## Directions
Exactly as written, print each record in the listing.

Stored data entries
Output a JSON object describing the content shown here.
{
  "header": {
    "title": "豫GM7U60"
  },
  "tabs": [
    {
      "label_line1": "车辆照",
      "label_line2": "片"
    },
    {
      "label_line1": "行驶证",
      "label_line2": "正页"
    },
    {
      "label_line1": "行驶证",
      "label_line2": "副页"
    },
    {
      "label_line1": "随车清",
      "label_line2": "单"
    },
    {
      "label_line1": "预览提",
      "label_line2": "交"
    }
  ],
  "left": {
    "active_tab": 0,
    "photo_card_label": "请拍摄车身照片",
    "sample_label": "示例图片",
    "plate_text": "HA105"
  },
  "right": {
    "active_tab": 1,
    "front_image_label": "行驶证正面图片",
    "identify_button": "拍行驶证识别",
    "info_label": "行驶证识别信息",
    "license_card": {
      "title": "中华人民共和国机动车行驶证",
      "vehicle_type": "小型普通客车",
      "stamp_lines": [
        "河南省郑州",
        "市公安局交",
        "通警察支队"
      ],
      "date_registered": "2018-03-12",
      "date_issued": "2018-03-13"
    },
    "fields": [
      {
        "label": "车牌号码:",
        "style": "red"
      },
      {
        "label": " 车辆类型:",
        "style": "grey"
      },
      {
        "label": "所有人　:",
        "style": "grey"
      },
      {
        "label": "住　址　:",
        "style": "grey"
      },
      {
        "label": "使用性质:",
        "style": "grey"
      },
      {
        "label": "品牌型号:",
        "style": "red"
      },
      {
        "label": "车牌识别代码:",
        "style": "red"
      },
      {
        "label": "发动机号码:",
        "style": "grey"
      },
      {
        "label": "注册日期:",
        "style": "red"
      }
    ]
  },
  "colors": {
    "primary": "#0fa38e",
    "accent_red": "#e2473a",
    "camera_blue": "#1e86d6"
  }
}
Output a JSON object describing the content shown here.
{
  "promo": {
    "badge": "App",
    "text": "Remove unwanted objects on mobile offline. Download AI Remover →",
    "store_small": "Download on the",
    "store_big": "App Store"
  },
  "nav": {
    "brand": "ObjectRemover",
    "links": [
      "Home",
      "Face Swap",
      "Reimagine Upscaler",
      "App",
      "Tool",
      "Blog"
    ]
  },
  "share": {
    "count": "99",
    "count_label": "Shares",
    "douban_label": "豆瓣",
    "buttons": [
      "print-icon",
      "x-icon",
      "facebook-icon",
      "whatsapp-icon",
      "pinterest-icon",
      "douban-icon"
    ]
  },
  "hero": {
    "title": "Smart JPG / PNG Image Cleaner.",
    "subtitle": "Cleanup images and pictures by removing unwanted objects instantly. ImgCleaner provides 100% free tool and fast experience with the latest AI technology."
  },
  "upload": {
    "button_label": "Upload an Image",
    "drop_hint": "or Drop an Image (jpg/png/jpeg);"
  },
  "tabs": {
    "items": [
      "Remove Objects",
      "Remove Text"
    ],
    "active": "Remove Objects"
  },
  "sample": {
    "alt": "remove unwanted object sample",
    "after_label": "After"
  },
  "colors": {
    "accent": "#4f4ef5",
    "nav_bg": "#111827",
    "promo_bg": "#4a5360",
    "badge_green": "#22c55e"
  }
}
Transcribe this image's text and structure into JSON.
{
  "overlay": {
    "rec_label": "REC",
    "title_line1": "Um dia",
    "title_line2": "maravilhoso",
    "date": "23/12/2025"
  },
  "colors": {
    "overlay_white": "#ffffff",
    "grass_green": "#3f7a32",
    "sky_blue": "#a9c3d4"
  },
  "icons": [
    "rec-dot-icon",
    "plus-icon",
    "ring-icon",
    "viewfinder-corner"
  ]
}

## Result of this exercise
Output a JSON object describing the content shown here.
{
  "header": {
    "title": "豫GM7U60"
  },
  "tabs": [
    {
      "label_line1": "车辆照",
      "label_line2": "片"
    },
    {
      "label_line1": "行驶证",
      "label_line2": "正页"
    },
    {
      "label_line1": "行驶证",
      "label_line2": "副页"
    },
    {
      "label_line1": "随车清",
      "label_line2": "单"
    },
    {
      "label_line1": "预览提",
      "label_line2": "交"
    }
  ],
  "left": {
    "active_tab": 0,
    "photo_card_label": "请拍摄车身照片",
    "sample_label": "示例图片",
    "plate_text": "HA105"
  },
  "right": {
    "active_tab": 1,
    "front_image_label": "行驶证正面图片",
    "identify_button": "拍行驶证识别",
    "info_label": "行驶证识别信息",
    "license_card": {
      "title": "中华人民共和国机动车行驶证",
      "vehicle_type": "小型普通客车",
      "stamp_lines": [
        "河南省郑州",
        "市公安局交",
        "通警察支队"
      ],
      "date_registered": "2018-03-12",
      "date_issued": "2018-03-13"
    },
    "fields": [
      {
        "label": "车牌号码:",
        "style": "red"
      },
      {
        "label": " 车辆类型:",
        "style": "grey"
      },
      {
        "label": "所有人　:",
        "style": "grey"
      },
      {
        "label": "住　址　:",
        "style": "grey"
      },
      {
        "label": "使用性质:",
        "style": "grey"
      },
      {
        "label": "品牌型号:",
        "style": "red"
      },
      {
        "label": "车牌识别代码:",
        "style": "red"
      },
      {
        "label": "发动机号码:",
        "style": "grey"
      },
      {
        "label": "注册日期:",
        "style": "red"
      }
    ]
  },
  "colors": {
    "primary": "#0fa38e",
    "accent_red": "#e2473a",
    "camera_blue": "#1e86d6"
  }
}
Output a JSON object describing the content shown here.
{
  "promo": {
    "badge": "App",
    "text": "Remove unwanted objects on mobile offline. Download AI Remover →",
    "store_small": "Download on the",
    "store_big": "App Store"
  },
  "nav": {
    "brand": "ObjectRemover",
    "links": [
      "Home",
      "Face Swap",
      "Reimagine Upscaler",
      "App",
      "Tool",
      "Blog"
    ]
  },
  "share": {
    "count": "99",
    "count_label": "Shares",
    "douban_label": "豆瓣",
    "buttons": [
      "print-icon",
      "x-icon",
      "facebook-icon",
      "whatsapp-icon",
      "pinterest-icon",
      "douban-icon"
    ]
  },
  "hero": {
    "title": "Smart JPG / PNG Image Cleaner.",
    "subtitle": "Cleanup images and pictures by removing unwanted objects instantly. ImgCleaner provides 100% free tool and fast experience with the latest AI technology."
  },
  "upload": {
    "button_label": "Upload an Image",
    "drop_hint": "or Drop an Image (jpg/png/jpeg);"
  },
  "tabs": {
    "items": [
      "Remove Objects",
      "Remove Text"
    ],
    "active": "Remove Objects"
  },
  "sample": {
    "alt": "remove unwanted object sample",
    "after_label": "After"
  },
  "colors": {
    "accent": "#4f4ef5",
    "nav_bg": "#111827",
    "promo_bg": "#4a5360",
    "badge_green": "#22c55e"
  }
}
Transcribe this image's text and structure into JSON.
{
  "overlay": {
    "rec_label": "REC",
    "title_line1": "Um dia",
    "title_line2": "maravilhoso",
    "date": "23/12/2025"
  },
  "colors": {
    "overlay_white": "#ffffff",
    "grass_green": "#3f7a32",
    "sky_blue": "#a9c3d4"
  },
  "icons": [
    "rec-dot-icon",
    "plus-icon",
    "ring-icon",
    "viewfinder-corner"
  ]
}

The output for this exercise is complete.